--- Begin STORED ROWS ---

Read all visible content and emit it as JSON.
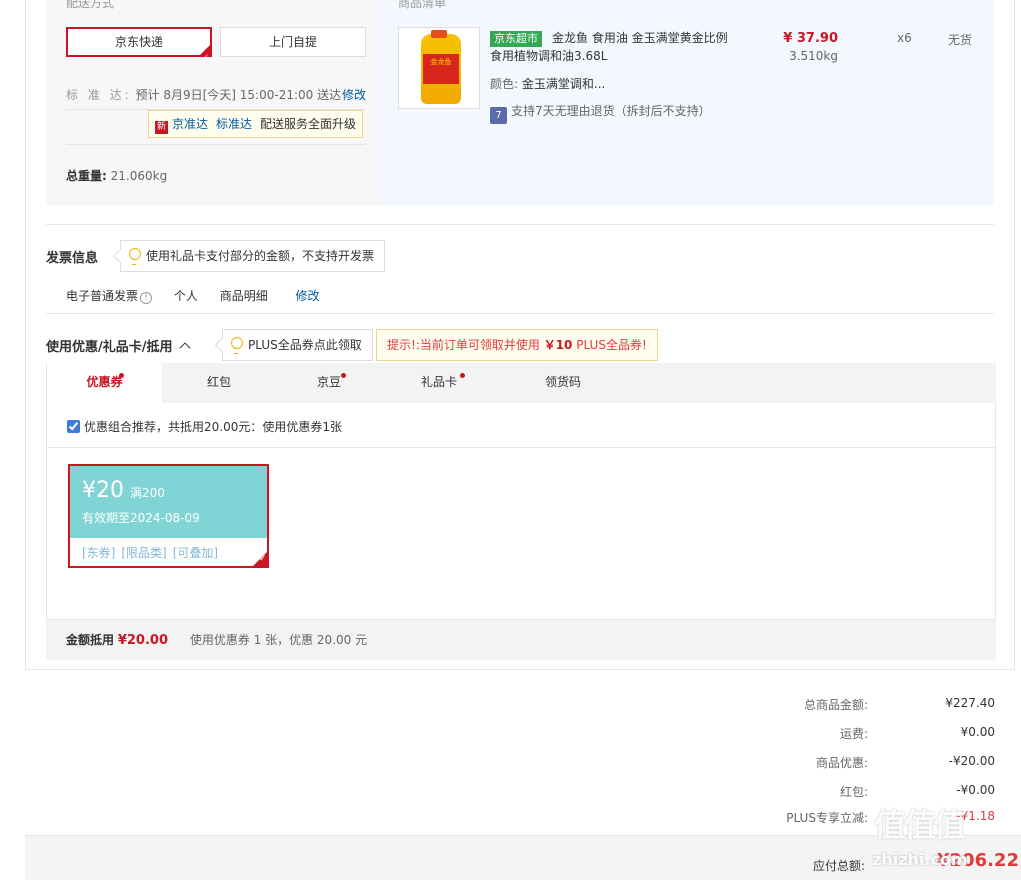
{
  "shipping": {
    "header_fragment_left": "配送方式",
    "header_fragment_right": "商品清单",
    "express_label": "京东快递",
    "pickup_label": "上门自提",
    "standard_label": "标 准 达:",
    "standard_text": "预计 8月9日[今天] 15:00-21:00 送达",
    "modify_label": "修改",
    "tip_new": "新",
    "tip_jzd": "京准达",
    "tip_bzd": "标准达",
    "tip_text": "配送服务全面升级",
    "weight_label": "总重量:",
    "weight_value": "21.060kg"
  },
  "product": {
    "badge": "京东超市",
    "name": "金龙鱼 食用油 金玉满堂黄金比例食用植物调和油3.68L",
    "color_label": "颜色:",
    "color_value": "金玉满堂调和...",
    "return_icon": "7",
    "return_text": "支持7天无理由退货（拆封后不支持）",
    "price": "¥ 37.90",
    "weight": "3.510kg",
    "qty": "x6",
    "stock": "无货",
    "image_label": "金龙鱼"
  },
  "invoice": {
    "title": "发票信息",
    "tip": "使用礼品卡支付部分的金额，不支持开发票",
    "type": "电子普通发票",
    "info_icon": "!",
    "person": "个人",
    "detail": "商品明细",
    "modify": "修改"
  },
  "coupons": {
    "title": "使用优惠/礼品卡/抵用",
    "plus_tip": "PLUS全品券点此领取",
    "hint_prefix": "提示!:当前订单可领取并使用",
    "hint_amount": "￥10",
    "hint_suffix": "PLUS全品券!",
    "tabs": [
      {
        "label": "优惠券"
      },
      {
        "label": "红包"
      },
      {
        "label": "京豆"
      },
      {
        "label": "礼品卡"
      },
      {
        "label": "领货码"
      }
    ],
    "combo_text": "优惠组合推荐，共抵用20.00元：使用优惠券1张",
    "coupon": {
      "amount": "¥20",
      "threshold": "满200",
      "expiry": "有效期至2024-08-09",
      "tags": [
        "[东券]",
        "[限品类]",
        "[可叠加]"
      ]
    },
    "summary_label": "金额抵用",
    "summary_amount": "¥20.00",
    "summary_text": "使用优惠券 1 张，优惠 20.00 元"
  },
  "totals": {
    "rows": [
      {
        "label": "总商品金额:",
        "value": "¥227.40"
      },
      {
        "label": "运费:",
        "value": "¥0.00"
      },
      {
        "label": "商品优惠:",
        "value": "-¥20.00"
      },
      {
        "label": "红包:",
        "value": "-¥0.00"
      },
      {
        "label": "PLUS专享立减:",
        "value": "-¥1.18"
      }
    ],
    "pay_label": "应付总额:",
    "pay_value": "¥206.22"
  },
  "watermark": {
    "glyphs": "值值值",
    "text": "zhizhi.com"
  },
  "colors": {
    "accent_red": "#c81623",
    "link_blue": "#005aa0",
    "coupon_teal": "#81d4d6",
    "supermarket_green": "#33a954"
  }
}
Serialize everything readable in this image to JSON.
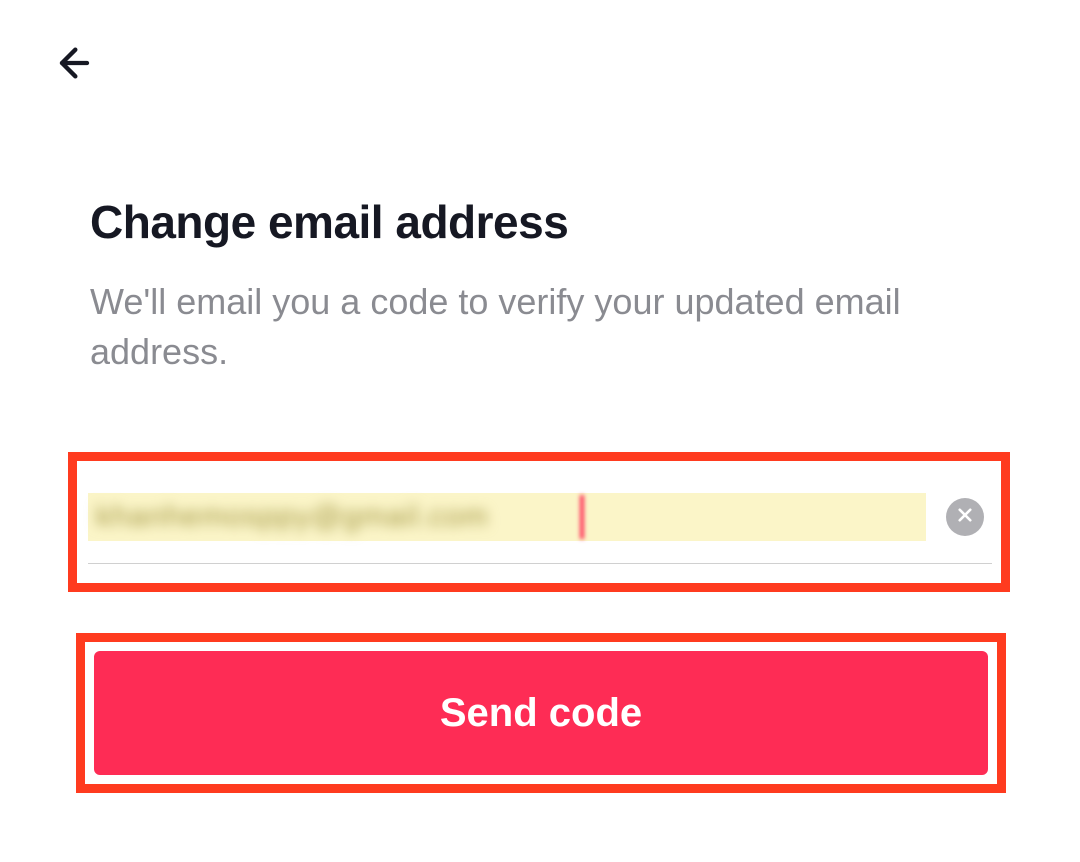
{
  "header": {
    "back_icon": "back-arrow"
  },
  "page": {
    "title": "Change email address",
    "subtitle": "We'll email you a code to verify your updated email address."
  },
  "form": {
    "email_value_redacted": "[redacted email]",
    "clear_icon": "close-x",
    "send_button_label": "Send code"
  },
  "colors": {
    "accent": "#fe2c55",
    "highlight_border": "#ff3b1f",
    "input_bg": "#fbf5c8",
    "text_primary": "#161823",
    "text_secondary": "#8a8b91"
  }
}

--- End STORED ROWS ---

=== TO DO ===
Gather all lines from the listing above in which "address" occurs.

=== RESPONSE TO THIS TASK ===
    "title": "Change email address",
    "subtitle": "We'll email you a code to verify your updated email address."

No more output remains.